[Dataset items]

☆ ☆ ☆ ☆

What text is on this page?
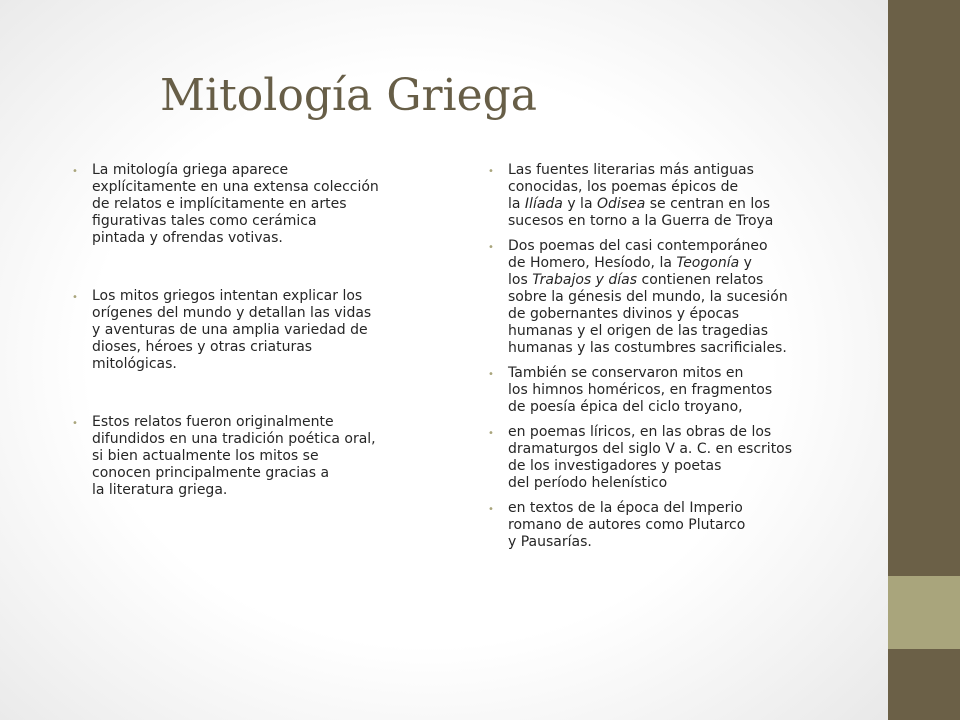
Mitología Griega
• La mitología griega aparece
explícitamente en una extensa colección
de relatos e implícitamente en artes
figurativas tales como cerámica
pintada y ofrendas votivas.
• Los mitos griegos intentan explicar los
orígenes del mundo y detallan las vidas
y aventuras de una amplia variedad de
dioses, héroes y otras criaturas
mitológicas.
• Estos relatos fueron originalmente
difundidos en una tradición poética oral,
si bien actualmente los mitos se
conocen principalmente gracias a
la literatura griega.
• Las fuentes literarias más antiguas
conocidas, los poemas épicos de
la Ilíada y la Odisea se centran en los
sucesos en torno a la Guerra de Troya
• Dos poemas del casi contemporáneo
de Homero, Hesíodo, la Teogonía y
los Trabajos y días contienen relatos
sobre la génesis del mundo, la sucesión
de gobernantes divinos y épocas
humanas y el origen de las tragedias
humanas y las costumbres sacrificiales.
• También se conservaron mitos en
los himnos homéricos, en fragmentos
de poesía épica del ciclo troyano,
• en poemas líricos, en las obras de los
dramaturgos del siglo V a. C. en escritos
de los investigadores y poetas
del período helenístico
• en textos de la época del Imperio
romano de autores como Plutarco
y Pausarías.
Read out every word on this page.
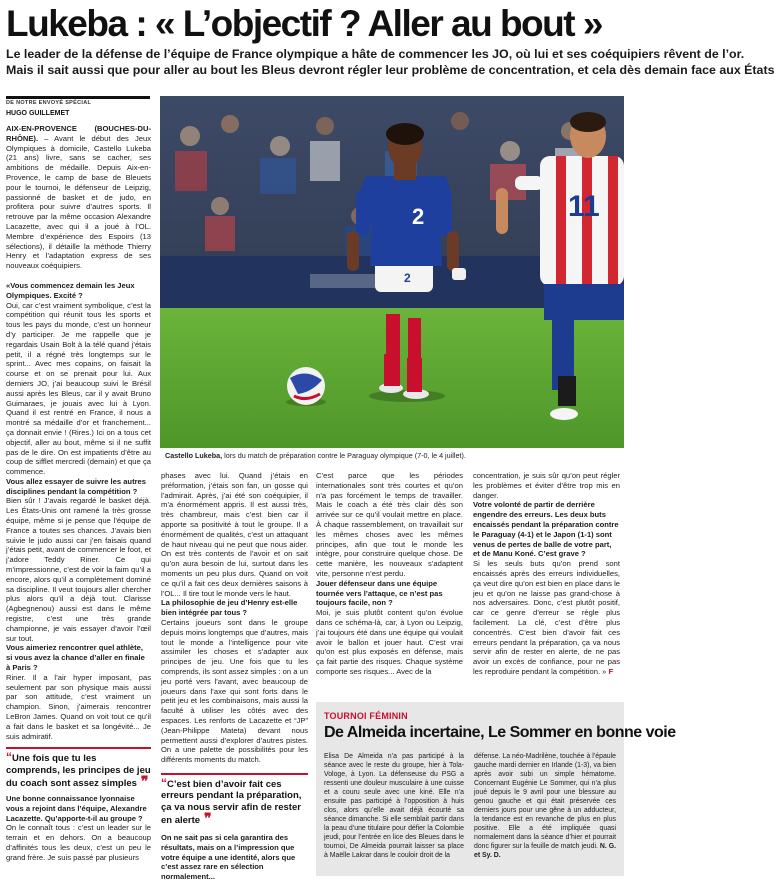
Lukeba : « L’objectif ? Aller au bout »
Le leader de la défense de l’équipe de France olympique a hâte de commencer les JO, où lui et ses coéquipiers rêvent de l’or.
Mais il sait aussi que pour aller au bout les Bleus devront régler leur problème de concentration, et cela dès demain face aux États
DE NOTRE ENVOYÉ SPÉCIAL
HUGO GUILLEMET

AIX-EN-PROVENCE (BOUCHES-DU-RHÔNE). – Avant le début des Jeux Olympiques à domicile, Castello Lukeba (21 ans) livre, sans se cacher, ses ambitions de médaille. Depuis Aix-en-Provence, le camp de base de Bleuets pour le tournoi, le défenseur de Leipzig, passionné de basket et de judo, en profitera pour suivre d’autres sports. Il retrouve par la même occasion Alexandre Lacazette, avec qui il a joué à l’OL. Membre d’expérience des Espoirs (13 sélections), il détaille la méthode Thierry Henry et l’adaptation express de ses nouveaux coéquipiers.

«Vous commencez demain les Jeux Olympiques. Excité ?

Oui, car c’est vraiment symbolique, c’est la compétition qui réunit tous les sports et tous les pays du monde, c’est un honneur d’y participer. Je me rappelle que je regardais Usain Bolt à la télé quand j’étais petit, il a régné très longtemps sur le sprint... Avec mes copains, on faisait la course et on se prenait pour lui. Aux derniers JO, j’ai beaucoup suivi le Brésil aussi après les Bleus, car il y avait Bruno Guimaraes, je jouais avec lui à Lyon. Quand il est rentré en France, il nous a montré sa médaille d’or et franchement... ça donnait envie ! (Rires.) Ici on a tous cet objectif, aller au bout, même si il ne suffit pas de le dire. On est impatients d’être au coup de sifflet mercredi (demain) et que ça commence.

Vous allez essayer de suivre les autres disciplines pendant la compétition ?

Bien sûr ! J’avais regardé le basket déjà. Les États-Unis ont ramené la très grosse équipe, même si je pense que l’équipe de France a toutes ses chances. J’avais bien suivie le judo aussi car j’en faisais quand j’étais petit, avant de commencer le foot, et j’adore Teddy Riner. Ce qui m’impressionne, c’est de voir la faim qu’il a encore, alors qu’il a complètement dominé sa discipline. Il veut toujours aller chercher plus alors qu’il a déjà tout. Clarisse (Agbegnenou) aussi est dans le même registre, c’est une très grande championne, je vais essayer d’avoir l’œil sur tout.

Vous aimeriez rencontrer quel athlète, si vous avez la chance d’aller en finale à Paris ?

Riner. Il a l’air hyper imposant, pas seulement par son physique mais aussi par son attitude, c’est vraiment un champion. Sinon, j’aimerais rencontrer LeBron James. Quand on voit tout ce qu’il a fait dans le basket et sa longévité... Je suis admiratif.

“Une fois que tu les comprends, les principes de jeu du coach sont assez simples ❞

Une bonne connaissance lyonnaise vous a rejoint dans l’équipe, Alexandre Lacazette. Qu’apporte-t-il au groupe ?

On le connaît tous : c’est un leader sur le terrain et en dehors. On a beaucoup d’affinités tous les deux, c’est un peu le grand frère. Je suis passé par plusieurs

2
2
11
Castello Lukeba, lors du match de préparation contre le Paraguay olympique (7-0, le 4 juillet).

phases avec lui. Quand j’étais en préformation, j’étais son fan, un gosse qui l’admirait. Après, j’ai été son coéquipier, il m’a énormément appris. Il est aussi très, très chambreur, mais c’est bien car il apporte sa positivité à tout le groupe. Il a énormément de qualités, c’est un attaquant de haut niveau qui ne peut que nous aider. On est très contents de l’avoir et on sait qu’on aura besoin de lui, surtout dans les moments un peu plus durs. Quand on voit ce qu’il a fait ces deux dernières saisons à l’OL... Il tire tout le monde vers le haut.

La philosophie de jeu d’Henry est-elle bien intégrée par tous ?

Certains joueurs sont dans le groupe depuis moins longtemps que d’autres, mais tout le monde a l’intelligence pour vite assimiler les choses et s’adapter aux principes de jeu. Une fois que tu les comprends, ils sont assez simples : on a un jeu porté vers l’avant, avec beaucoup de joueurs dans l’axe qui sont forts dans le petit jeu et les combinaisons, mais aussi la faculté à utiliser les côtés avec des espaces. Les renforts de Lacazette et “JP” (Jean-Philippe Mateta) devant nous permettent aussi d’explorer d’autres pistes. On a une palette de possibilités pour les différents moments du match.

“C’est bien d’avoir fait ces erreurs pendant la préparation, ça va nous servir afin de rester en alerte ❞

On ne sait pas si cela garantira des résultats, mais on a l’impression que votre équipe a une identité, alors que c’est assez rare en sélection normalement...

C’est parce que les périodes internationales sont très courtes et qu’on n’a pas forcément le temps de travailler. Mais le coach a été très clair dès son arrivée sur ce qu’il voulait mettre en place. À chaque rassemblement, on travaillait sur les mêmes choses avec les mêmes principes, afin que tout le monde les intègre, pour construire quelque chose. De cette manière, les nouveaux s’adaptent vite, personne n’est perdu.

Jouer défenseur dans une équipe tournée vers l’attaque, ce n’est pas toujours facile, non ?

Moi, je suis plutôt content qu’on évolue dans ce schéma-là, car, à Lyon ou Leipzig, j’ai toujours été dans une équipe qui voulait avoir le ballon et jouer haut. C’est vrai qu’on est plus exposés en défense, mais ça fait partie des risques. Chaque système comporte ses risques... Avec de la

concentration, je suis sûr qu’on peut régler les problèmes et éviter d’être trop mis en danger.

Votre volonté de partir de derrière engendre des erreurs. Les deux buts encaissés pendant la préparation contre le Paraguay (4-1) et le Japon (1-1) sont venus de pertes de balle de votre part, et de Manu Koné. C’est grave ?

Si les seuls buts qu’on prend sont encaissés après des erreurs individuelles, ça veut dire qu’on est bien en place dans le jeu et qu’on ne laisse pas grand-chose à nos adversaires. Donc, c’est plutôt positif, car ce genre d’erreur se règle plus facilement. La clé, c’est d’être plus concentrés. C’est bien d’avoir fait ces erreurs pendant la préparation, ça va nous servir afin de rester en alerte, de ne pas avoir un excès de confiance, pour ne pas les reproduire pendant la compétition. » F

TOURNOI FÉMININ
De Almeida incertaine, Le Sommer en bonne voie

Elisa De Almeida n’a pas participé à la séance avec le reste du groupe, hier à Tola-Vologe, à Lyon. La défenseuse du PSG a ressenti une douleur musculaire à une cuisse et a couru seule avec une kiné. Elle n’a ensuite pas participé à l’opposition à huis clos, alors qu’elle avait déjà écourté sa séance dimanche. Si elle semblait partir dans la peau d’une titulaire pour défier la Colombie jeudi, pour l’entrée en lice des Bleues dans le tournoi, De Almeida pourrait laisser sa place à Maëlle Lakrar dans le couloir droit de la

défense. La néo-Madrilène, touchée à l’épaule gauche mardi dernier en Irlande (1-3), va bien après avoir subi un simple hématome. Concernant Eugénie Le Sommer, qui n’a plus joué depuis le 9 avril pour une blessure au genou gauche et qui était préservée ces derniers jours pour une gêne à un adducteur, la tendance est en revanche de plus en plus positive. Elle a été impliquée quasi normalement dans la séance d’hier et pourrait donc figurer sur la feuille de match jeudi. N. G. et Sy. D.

☆ ☆ ☆ ☆

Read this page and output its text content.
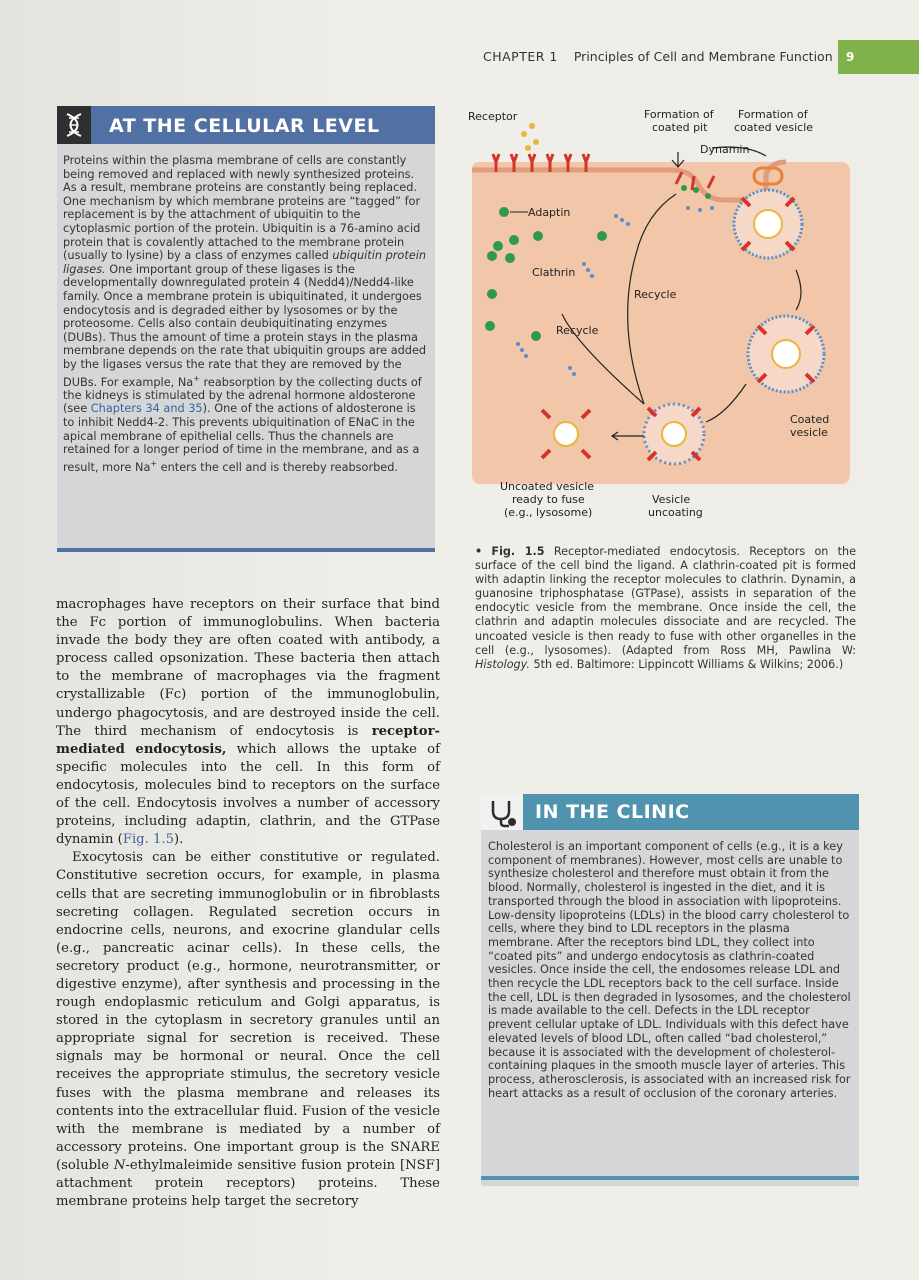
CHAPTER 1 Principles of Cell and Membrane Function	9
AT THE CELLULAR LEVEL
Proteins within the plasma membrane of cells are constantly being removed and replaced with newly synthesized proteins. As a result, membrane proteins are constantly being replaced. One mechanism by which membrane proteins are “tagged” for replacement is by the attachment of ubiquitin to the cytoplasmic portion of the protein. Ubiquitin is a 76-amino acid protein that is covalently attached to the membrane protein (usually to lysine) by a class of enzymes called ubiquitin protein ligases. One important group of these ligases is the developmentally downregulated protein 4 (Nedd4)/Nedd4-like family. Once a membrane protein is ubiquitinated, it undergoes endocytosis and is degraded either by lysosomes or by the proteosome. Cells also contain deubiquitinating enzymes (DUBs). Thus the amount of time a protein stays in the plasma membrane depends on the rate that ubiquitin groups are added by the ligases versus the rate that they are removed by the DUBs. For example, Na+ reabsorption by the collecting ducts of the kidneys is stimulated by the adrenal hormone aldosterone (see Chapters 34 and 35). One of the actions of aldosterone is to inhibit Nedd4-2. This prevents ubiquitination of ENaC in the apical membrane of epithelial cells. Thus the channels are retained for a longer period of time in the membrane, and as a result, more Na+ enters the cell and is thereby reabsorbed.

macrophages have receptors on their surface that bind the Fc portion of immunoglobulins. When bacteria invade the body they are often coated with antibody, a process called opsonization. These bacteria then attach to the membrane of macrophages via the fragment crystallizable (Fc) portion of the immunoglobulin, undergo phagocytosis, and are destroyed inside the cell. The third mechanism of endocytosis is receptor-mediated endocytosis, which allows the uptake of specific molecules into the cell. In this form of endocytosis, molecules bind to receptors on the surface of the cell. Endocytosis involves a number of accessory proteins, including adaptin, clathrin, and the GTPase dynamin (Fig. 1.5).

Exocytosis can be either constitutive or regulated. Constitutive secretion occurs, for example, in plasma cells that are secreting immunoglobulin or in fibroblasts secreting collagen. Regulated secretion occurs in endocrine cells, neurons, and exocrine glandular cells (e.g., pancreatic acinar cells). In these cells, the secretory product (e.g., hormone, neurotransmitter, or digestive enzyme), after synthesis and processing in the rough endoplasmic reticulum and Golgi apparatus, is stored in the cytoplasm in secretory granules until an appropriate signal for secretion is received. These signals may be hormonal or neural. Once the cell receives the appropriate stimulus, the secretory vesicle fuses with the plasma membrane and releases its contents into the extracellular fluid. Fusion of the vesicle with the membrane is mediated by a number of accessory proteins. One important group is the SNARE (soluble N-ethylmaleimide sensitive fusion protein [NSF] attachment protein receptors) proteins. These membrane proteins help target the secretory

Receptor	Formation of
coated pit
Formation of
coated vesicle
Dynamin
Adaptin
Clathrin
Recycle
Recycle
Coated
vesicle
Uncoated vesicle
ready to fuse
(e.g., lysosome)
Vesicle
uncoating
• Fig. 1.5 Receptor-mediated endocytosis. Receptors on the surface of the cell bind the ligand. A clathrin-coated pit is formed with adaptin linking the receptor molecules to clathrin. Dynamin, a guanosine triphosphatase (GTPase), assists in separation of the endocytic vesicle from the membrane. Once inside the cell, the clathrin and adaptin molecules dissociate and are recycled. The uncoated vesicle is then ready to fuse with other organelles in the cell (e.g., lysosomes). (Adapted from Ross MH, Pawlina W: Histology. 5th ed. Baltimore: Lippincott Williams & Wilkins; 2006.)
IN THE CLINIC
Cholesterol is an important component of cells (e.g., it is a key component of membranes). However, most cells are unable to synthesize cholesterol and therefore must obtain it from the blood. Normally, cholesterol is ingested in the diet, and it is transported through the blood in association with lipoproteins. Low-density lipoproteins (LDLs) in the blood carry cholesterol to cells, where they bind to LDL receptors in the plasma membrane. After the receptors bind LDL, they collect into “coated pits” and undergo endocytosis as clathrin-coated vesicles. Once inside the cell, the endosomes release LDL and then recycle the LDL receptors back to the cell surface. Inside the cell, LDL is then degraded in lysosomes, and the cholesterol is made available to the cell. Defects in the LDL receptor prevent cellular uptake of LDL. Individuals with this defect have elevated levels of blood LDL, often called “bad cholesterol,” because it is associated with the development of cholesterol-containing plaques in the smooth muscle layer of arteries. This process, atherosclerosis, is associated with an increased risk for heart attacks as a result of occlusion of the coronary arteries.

☆ ☆ ☆ ☆

### THE TASK
Please return all lines from the records that hold the word "Paraguay".

### ANSWER TO THE EXERCISE
Castello Lukeba, lors du match de préparation contre le Paraguay olympique (7-0, le 4 juillet).
Votre volonté de partir de derrière engendre des erreurs. Les deux buts encaissés pendant la préparation contre le Paraguay (4-1) et le Japon (1-1) sont venus de pertes de balle de votre part, et de Manu Koné. C’est grave ?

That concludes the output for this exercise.